▸ Work to be completed
Pictures should be excluded; otherwise, copy every entry exactly.

▸ Record set
........

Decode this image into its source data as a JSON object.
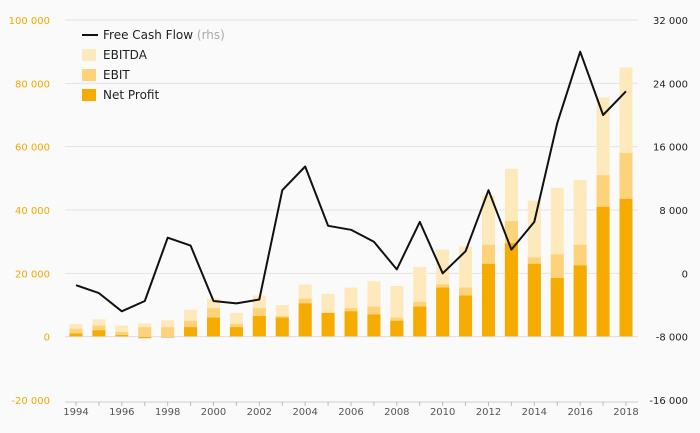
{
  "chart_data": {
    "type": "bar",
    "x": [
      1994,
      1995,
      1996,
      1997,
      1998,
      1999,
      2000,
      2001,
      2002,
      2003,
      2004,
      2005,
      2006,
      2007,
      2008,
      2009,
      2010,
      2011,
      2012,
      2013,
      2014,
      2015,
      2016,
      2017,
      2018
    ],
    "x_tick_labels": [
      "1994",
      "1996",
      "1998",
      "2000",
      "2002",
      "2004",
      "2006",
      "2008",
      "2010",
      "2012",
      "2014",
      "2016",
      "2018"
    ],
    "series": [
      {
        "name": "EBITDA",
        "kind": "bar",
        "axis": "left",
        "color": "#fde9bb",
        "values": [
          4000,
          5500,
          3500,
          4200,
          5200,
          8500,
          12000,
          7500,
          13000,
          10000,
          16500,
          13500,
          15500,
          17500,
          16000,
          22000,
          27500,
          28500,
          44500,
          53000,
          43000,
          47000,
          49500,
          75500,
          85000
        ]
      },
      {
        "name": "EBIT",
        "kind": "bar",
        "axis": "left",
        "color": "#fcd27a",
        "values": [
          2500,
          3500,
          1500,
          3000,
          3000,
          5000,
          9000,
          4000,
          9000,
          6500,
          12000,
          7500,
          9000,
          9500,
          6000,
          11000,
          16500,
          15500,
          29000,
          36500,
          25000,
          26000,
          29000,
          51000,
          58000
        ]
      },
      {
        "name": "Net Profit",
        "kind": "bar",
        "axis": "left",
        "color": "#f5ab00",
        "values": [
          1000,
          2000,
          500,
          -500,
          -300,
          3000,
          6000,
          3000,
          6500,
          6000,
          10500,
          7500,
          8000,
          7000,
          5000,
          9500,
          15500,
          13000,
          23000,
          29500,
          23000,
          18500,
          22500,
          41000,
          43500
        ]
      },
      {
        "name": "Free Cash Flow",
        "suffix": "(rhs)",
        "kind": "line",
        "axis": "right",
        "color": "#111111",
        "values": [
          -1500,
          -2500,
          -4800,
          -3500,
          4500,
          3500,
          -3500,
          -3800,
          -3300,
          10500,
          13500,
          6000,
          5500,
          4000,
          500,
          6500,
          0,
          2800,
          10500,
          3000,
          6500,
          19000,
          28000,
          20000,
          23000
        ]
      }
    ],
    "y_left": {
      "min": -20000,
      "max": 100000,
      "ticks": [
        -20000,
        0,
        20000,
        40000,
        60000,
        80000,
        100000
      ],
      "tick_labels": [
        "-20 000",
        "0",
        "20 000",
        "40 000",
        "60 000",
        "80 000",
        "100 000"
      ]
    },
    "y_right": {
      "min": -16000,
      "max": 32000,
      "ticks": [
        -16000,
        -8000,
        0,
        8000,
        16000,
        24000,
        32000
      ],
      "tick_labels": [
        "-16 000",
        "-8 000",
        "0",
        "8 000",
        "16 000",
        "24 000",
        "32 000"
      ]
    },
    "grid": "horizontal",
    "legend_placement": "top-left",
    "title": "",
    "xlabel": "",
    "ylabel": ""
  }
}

........

▸ Result below
Decode this image into its source data as a JSON object.
{
  "chart_data": {
    "type": "bar",
    "x": [
      1994,
      1995,
      1996,
      1997,
      1998,
      1999,
      2000,
      2001,
      2002,
      2003,
      2004,
      2005,
      2006,
      2007,
      2008,
      2009,
      2010,
      2011,
      2012,
      2013,
      2014,
      2015,
      2016,
      2017,
      2018
    ],
    "x_tick_labels": [
      "1994",
      "1996",
      "1998",
      "2000",
      "2002",
      "2004",
      "2006",
      "2008",
      "2010",
      "2012",
      "2014",
      "2016",
      "2018"
    ],
    "series": [
      {
        "name": "EBITDA",
        "kind": "bar",
        "axis": "left",
        "color": "#fde9bb",
        "values": [
          4000,
          5500,
          3500,
          4200,
          5200,
          8500,
          12000,
          7500,
          13000,
          10000,
          16500,
          13500,
          15500,
          17500,
          16000,
          22000,
          27500,
          28500,
          44500,
          53000,
          43000,
          47000,
          49500,
          75500,
          85000
        ]
      },
      {
        "name": "EBIT",
        "kind": "bar",
        "axis": "left",
        "color": "#fcd27a",
        "values": [
          2500,
          3500,
          1500,
          3000,
          3000,
          5000,
          9000,
          4000,
          9000,
          6500,
          12000,
          7500,
          9000,
          9500,
          6000,
          11000,
          16500,
          15500,
          29000,
          36500,
          25000,
          26000,
          29000,
          51000,
          58000
        ]
      },
      {
        "name": "Net Profit",
        "kind": "bar",
        "axis": "left",
        "color": "#f5ab00",
        "values": [
          1000,
          2000,
          500,
          -500,
          -300,
          3000,
          6000,
          3000,
          6500,
          6000,
          10500,
          7500,
          8000,
          7000,
          5000,
          9500,
          15500,
          13000,
          23000,
          29500,
          23000,
          18500,
          22500,
          41000,
          43500
        ]
      },
      {
        "name": "Free Cash Flow",
        "suffix": "(rhs)",
        "kind": "line",
        "axis": "right",
        "color": "#111111",
        "values": [
          -1500,
          -2500,
          -4800,
          -3500,
          4500,
          3500,
          -3500,
          -3800,
          -3300,
          10500,
          13500,
          6000,
          5500,
          4000,
          500,
          6500,
          0,
          2800,
          10500,
          3000,
          6500,
          19000,
          28000,
          20000,
          23000
        ]
      }
    ],
    "y_left": {
      "min": -20000,
      "max": 100000,
      "ticks": [
        -20000,
        0,
        20000,
        40000,
        60000,
        80000,
        100000
      ],
      "tick_labels": [
        "-20 000",
        "0",
        "20 000",
        "40 000",
        "60 000",
        "80 000",
        "100 000"
      ]
    },
    "y_right": {
      "min": -16000,
      "max": 32000,
      "ticks": [
        -16000,
        -8000,
        0,
        8000,
        16000,
        24000,
        32000
      ],
      "tick_labels": [
        "-16 000",
        "-8 000",
        "0",
        "8 000",
        "16 000",
        "24 000",
        "32 000"
      ]
    },
    "grid": "horizontal",
    "legend_placement": "top-left",
    "title": "",
    "xlabel": "",
    "ylabel": ""
  }
}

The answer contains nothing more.